**DIRECTIONS**
Filter the listing below, copying every line in which the word "this" appears.

**RAW DATA**
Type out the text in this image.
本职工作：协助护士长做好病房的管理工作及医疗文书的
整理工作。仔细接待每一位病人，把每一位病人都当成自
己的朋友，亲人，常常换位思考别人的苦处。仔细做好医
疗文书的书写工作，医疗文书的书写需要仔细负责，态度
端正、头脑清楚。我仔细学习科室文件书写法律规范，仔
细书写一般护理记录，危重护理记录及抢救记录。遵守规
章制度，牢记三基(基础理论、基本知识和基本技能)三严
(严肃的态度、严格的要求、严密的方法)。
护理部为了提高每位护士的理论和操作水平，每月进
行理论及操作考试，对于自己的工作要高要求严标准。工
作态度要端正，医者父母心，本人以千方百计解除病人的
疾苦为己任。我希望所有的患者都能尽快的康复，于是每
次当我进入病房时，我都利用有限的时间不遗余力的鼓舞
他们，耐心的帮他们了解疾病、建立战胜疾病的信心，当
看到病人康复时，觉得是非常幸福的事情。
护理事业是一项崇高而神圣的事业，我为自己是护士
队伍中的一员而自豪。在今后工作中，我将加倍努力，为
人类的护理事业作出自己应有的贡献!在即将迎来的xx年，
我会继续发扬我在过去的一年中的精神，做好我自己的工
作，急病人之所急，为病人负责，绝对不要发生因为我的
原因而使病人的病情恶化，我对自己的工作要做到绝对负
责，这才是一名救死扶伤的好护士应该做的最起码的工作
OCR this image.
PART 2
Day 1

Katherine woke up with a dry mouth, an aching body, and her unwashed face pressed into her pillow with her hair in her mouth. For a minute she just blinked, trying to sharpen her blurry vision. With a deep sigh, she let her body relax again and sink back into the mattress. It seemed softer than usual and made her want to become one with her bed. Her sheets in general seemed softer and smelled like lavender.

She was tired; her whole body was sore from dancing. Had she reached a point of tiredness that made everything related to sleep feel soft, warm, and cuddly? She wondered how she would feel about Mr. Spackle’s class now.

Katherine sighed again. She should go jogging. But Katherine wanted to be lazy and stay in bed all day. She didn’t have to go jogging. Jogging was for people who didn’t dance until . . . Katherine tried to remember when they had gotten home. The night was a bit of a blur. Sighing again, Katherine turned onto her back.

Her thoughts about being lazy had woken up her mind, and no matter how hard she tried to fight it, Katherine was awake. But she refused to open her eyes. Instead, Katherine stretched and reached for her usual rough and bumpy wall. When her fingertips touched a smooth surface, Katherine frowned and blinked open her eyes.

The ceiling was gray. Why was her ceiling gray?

**PROBLEM SOLUTION**
Type out the text in this image.
OCR this image.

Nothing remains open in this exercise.